RECORDS FOR THE EXERCISE
########################################
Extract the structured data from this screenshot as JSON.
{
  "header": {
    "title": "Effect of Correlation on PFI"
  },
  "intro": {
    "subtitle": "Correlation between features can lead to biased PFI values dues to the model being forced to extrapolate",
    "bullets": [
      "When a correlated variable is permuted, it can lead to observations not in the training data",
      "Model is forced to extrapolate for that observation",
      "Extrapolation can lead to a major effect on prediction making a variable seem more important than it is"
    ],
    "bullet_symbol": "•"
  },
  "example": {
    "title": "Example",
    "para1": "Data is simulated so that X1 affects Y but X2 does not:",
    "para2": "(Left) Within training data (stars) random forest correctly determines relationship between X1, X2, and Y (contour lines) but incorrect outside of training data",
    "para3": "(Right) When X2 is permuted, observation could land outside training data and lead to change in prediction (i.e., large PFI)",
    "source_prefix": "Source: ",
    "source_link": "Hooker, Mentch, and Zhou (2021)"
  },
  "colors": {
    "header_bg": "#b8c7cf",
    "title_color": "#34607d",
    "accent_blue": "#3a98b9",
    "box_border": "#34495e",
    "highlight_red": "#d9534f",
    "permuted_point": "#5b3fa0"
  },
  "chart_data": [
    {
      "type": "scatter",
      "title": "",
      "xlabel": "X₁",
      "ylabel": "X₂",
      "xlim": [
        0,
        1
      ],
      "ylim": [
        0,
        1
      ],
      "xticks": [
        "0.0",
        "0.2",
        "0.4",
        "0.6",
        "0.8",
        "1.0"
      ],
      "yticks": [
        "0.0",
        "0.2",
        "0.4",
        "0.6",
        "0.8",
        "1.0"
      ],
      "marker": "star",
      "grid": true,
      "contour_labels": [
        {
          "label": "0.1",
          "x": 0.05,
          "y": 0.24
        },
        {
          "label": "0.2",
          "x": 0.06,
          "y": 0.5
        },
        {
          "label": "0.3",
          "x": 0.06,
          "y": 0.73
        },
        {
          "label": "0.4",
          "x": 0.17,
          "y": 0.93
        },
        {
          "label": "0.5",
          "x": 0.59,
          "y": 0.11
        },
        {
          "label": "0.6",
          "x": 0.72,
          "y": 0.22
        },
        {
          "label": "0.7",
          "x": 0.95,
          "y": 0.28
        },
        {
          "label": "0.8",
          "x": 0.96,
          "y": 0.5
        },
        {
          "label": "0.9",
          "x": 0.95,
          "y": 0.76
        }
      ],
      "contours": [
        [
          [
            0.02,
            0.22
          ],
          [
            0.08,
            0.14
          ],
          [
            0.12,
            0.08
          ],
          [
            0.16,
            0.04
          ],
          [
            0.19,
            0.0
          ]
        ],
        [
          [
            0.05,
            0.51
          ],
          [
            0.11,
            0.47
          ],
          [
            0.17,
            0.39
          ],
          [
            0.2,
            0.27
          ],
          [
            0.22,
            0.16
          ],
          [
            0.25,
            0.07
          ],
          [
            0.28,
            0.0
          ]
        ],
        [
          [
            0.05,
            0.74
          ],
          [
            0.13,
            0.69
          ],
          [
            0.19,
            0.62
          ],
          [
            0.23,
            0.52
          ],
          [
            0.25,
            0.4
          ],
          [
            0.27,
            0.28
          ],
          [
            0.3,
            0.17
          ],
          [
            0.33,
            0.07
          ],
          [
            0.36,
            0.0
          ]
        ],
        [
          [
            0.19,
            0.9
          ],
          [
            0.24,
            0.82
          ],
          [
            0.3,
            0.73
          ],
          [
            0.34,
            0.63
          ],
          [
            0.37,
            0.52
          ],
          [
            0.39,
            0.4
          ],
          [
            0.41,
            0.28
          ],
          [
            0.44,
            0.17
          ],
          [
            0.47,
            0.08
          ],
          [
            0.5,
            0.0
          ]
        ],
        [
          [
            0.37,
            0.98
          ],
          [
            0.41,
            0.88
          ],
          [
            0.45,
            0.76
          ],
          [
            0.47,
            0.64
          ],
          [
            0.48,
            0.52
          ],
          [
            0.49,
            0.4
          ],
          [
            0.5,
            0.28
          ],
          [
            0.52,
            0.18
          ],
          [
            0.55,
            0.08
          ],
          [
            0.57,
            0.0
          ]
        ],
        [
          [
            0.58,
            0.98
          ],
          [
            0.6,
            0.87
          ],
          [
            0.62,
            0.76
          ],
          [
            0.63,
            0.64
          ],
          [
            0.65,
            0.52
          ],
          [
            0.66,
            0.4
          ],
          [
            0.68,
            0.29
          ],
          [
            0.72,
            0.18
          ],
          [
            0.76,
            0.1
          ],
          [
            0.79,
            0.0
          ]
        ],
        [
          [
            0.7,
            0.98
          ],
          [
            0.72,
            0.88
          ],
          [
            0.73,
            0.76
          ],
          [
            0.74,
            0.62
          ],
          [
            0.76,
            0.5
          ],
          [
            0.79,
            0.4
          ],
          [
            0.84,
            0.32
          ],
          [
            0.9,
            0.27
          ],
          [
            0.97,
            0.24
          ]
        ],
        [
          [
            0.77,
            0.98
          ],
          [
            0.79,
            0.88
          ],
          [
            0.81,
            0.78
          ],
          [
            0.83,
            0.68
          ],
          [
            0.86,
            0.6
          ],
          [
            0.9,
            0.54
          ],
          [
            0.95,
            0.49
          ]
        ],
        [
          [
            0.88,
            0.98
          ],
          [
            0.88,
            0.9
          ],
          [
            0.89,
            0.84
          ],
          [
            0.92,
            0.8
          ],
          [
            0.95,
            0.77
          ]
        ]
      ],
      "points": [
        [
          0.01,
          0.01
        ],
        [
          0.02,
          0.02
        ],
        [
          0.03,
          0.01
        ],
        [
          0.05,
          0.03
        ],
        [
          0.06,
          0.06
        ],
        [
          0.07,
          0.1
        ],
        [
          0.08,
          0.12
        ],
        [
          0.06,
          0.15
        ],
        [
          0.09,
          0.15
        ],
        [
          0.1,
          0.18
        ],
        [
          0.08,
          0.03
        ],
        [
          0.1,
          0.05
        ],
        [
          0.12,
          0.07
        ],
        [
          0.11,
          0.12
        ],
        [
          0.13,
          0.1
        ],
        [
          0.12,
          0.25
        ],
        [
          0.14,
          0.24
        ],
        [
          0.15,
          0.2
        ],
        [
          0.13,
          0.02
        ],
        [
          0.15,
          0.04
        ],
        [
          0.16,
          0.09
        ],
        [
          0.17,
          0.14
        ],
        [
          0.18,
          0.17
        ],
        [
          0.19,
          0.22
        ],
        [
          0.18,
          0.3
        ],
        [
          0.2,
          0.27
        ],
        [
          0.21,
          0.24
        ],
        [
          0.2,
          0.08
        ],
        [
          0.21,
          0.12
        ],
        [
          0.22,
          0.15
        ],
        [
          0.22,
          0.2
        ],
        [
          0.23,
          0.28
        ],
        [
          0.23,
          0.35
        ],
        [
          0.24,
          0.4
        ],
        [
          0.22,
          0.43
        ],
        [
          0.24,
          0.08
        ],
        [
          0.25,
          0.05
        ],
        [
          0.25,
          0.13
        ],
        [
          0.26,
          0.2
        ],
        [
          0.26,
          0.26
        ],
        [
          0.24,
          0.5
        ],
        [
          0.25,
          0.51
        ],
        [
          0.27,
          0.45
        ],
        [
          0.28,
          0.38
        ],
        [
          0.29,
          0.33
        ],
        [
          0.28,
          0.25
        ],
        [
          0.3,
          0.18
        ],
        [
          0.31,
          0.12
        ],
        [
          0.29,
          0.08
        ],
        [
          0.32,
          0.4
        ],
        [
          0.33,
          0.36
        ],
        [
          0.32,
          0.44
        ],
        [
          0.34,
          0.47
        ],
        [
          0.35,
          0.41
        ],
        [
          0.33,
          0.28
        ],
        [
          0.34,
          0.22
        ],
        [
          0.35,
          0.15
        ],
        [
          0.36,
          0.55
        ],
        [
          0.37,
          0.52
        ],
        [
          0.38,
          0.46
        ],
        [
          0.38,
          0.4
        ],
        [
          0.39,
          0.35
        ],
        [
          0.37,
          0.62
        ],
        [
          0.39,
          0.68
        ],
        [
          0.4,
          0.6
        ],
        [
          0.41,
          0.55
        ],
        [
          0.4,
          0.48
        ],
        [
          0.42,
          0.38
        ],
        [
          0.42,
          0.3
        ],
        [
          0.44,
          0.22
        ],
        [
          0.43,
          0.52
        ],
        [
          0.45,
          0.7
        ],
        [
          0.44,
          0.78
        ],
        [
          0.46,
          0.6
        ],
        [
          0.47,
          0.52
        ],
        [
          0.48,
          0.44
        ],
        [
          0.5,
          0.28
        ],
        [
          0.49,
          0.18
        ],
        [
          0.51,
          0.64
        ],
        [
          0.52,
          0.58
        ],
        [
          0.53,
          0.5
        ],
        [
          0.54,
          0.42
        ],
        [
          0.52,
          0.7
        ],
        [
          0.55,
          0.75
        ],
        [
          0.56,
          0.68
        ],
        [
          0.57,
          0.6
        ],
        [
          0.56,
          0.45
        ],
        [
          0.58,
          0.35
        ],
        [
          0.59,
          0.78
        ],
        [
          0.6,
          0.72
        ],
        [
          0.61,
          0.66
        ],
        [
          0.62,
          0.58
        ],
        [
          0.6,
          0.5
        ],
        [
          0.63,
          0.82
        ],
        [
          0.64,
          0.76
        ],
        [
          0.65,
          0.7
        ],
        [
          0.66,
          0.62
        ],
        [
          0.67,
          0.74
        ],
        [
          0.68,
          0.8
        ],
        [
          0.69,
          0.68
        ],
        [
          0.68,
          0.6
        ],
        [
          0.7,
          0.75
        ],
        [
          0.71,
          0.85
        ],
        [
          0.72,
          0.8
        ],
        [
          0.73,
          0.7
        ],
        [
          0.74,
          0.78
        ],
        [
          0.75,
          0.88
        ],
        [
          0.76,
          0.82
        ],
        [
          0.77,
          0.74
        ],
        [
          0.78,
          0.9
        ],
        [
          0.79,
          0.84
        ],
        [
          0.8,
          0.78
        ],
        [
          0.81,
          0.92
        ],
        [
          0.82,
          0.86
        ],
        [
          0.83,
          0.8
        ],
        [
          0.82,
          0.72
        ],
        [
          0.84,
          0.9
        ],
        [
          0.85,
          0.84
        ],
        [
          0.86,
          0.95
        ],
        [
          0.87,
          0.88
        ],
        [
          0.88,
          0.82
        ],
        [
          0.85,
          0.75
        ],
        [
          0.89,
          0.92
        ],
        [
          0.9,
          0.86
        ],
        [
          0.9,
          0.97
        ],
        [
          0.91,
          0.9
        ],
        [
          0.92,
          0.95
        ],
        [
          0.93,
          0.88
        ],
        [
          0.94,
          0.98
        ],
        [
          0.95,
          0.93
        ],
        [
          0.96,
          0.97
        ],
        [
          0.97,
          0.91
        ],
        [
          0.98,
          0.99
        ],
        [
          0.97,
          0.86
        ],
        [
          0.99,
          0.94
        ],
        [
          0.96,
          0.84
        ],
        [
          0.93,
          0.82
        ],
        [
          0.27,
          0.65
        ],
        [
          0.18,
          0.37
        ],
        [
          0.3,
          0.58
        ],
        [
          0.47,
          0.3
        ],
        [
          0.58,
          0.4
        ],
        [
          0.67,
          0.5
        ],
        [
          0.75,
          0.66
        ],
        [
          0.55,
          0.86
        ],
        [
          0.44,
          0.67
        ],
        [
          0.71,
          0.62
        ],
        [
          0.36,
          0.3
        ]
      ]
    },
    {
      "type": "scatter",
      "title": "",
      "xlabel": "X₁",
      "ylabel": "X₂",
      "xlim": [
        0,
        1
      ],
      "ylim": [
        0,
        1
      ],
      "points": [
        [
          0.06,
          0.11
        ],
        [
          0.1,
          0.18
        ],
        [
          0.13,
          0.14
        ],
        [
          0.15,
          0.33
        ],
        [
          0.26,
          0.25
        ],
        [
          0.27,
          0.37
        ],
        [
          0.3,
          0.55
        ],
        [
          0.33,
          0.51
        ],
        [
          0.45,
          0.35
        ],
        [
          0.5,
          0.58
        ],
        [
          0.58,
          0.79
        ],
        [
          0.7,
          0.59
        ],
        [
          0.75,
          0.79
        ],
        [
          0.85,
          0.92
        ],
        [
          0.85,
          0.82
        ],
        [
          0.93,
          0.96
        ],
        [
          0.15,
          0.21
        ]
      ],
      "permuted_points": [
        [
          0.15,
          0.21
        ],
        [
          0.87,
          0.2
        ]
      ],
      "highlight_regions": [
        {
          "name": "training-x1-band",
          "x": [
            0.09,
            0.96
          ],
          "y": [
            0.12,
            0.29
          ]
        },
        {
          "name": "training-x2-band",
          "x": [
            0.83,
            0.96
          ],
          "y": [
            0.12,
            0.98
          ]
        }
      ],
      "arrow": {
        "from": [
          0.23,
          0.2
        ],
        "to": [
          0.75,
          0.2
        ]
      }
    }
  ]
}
########################################
Each line that has the word "variable" should be copied.

      "When a correlated variable is permuted, it can lead to observations not in the training data",
      "Extrapolation can lead to a major effect on prediction making a variable seem more important than it is"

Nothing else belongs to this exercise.